## Begin DATA SECTION

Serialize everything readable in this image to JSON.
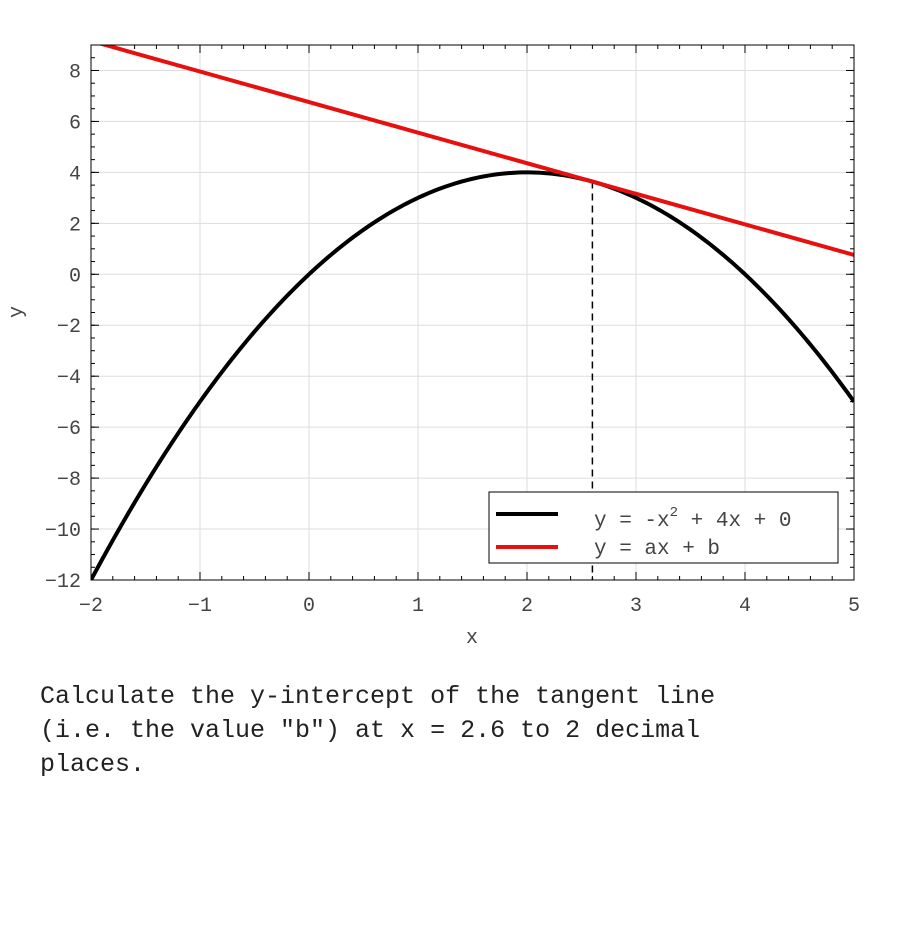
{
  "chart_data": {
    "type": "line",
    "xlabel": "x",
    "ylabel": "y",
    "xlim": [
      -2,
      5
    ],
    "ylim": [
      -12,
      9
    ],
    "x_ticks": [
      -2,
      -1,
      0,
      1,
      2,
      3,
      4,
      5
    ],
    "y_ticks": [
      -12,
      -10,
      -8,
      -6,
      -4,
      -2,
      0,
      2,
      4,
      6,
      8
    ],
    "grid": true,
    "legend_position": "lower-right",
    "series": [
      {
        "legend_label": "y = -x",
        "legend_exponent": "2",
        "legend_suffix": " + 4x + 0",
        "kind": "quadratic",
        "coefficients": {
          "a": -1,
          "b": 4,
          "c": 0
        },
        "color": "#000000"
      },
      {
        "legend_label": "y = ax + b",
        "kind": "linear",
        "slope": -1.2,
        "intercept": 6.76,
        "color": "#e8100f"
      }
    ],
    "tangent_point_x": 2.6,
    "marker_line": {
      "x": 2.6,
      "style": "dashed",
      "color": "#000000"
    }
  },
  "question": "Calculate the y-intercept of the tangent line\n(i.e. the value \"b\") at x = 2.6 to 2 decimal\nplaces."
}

## End DATA SECTION

### TASK INSTRUCTIONS
Skipping the pictures, transcribe each line above exactly as it appears.

### RESPONSE
Serialize everything readable in this image to JSON.
{
  "chart_data": {
    "type": "line",
    "xlabel": "x",
    "ylabel": "y",
    "xlim": [
      -2,
      5
    ],
    "ylim": [
      -12,
      9
    ],
    "x_ticks": [
      -2,
      -1,
      0,
      1,
      2,
      3,
      4,
      5
    ],
    "y_ticks": [
      -12,
      -10,
      -8,
      -6,
      -4,
      -2,
      0,
      2,
      4,
      6,
      8
    ],
    "grid": true,
    "legend_position": "lower-right",
    "series": [
      {
        "legend_label": "y = -x",
        "legend_exponent": "2",
        "legend_suffix": " + 4x + 0",
        "kind": "quadratic",
        "coefficients": {
          "a": -1,
          "b": 4,
          "c": 0
        },
        "color": "#000000"
      },
      {
        "legend_label": "y = ax + b",
        "kind": "linear",
        "slope": -1.2,
        "intercept": 6.76,
        "color": "#e8100f"
      }
    ],
    "tangent_point_x": 2.6,
    "marker_line": {
      "x": 2.6,
      "style": "dashed",
      "color": "#000000"
    }
  },
  "question": "Calculate the y-intercept of the tangent line\n(i.e. the value \"b\") at x = 2.6 to 2 decimal\nplaces."
}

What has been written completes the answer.